■ **AIM**
Pick out every line that holds the string "this" and copy it.

## Begin

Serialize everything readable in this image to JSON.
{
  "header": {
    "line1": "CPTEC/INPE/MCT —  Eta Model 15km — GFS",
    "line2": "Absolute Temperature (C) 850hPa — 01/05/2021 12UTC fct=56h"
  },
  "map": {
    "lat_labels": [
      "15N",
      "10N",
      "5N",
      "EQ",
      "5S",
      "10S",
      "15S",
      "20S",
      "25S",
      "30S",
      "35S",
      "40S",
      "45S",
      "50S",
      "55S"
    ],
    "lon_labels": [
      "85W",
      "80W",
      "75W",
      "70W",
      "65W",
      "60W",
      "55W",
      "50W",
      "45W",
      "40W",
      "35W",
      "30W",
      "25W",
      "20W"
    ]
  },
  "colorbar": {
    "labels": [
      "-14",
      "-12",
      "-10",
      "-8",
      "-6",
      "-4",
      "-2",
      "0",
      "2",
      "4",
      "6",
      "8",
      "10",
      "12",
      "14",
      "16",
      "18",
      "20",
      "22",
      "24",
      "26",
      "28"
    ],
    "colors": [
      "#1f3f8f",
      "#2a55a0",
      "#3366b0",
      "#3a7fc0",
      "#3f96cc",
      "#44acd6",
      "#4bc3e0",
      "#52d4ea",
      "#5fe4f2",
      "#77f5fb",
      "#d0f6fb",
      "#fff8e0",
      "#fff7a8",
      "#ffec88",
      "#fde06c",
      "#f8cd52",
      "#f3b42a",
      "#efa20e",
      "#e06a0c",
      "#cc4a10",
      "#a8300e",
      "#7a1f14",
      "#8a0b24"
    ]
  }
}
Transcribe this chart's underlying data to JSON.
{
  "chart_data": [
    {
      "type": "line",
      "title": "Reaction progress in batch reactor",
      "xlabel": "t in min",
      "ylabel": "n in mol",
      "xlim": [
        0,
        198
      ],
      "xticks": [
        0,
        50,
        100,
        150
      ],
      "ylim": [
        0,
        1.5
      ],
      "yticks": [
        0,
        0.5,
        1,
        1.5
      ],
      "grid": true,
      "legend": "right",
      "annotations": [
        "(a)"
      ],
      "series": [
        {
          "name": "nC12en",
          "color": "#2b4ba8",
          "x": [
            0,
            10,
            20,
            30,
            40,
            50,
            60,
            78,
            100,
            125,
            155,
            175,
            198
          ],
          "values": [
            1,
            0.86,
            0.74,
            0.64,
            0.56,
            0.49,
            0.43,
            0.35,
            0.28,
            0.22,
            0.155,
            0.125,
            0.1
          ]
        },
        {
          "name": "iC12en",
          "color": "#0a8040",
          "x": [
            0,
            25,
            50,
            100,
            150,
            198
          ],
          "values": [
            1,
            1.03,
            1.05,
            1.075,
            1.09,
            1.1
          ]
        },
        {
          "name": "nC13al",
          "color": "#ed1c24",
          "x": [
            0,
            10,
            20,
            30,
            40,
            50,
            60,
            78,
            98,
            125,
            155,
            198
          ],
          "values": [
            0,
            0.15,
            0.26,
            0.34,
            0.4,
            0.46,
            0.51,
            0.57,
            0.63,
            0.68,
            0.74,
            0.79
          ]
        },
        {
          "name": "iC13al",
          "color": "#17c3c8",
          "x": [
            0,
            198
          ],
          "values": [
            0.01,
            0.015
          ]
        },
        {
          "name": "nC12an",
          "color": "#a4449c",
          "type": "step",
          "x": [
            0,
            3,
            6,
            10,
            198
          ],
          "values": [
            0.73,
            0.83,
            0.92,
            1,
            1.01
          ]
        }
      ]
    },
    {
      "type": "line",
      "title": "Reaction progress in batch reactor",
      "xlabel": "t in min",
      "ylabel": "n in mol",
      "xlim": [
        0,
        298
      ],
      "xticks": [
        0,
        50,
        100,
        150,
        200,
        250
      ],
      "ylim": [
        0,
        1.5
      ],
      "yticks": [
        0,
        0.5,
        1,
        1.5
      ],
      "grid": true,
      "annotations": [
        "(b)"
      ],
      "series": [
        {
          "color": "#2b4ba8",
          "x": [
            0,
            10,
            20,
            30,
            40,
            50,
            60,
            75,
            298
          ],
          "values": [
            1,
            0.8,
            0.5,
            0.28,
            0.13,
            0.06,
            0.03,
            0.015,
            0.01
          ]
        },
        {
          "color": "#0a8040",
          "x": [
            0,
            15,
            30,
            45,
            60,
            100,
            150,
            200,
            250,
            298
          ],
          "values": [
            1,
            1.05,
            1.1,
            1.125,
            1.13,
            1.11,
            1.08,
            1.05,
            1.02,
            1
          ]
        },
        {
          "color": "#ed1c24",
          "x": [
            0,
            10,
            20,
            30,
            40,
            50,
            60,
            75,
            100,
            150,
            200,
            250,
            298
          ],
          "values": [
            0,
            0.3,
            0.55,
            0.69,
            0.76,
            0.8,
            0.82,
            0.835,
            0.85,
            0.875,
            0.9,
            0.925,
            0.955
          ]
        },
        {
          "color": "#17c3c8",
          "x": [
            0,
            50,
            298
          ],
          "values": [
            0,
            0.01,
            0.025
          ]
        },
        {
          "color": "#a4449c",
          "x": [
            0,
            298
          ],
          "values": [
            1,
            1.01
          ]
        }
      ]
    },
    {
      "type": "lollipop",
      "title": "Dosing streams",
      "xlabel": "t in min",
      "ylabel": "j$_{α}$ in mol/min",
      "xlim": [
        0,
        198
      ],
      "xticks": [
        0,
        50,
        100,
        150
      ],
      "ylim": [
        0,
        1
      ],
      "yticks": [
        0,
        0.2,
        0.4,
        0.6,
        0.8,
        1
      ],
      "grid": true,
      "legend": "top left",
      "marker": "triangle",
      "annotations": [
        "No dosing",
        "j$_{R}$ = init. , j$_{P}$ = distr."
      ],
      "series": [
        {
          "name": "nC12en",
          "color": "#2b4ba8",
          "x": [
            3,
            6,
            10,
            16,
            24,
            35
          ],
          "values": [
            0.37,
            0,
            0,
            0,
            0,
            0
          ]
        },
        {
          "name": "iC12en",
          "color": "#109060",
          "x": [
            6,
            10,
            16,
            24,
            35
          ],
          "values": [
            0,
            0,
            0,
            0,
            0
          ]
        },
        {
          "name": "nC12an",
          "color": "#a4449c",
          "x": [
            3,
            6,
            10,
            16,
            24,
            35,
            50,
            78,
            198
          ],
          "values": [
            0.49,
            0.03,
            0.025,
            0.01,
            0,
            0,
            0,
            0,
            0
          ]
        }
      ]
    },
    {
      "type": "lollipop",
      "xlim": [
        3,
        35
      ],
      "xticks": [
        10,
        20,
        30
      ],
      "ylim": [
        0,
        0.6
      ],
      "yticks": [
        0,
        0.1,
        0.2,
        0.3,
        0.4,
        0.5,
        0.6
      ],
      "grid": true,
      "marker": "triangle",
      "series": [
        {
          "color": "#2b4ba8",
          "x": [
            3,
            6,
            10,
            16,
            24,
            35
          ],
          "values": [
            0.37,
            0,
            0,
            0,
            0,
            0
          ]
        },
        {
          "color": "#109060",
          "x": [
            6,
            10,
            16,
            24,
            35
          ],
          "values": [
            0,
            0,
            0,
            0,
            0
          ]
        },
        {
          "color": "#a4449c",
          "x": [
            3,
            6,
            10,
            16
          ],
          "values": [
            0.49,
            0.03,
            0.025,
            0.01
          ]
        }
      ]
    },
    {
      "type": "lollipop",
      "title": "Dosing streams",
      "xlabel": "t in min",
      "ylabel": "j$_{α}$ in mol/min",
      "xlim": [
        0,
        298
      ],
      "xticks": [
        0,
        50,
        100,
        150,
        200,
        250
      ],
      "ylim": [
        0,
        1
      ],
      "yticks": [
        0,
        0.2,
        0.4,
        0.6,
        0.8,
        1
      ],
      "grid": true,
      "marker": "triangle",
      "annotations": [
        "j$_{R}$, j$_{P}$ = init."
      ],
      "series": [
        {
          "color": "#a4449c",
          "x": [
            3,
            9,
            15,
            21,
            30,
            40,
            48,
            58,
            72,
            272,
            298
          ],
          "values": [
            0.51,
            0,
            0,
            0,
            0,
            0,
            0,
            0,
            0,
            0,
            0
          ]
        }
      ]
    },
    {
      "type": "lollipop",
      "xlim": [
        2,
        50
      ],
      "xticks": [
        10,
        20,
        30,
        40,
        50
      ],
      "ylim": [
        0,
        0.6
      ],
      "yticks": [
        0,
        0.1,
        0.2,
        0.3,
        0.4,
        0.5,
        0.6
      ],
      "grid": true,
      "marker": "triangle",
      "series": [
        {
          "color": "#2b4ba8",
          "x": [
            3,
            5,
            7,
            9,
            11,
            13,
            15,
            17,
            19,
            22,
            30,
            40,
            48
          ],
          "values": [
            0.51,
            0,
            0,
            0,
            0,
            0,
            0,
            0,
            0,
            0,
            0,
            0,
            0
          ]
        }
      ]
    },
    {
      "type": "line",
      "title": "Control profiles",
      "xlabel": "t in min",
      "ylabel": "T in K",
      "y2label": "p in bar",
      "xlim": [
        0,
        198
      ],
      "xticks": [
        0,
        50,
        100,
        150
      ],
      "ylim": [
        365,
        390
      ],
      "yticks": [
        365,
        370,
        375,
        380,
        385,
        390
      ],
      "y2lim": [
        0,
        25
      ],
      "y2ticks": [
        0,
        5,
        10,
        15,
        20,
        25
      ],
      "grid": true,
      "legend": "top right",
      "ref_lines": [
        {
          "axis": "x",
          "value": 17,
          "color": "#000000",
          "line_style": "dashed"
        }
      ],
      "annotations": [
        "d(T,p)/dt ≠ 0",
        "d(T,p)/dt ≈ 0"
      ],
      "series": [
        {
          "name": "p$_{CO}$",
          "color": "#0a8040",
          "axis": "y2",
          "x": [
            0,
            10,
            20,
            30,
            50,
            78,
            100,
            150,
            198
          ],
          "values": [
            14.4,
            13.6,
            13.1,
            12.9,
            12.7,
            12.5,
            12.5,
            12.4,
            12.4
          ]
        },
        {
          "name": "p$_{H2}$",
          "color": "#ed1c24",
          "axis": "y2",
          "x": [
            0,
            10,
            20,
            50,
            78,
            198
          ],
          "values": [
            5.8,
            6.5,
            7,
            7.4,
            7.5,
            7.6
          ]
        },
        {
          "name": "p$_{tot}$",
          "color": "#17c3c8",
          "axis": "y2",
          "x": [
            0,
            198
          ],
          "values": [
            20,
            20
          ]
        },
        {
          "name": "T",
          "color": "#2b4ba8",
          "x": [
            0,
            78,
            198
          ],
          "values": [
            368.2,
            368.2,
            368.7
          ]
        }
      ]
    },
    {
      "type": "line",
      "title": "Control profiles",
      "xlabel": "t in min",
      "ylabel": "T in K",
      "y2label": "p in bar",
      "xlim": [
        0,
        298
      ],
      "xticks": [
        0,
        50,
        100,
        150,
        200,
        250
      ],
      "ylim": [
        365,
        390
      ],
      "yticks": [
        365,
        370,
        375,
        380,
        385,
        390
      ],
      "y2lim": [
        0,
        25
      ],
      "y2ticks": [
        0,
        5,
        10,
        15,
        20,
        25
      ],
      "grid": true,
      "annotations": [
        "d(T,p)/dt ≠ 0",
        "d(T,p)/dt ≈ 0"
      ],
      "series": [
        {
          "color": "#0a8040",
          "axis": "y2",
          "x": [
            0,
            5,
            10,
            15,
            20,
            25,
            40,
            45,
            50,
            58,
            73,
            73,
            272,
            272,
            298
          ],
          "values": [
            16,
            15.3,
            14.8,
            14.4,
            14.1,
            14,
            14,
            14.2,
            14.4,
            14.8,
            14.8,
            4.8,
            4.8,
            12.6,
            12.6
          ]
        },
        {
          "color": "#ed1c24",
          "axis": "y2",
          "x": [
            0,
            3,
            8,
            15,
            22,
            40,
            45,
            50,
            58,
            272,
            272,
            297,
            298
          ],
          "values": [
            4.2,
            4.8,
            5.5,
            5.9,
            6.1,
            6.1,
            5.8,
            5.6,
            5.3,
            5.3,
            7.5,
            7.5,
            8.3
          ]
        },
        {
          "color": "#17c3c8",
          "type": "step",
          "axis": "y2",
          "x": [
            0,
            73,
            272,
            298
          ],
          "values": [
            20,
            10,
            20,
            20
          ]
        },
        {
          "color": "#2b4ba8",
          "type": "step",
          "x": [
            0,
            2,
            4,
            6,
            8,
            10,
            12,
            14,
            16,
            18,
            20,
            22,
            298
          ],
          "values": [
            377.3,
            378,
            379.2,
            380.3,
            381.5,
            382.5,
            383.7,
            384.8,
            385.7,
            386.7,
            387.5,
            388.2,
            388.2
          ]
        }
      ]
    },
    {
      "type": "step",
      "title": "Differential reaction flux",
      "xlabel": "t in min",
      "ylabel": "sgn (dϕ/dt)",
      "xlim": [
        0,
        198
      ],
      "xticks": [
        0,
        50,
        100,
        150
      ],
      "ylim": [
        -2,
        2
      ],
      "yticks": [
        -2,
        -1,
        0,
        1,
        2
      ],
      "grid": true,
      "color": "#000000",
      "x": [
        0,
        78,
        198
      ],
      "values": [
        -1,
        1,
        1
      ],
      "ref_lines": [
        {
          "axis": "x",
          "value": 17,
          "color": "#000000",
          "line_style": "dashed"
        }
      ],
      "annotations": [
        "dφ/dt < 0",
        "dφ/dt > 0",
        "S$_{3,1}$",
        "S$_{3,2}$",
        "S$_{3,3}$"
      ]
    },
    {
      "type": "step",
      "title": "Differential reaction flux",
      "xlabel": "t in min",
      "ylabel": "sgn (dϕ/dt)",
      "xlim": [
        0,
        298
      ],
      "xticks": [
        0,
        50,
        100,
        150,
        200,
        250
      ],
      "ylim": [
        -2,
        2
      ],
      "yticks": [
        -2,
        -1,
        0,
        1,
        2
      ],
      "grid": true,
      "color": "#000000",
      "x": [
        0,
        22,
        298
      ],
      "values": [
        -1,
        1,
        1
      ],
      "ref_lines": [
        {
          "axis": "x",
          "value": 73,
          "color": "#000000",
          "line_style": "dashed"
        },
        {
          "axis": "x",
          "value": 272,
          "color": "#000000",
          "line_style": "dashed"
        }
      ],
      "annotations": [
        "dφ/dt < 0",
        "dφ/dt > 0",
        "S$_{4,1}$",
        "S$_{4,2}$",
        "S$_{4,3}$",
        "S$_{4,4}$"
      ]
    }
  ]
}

## End

■ **COMPLETE ANSWER**
Serialize everything readable in this image to JSON.
Transcribe this chart's underlying data to JSON.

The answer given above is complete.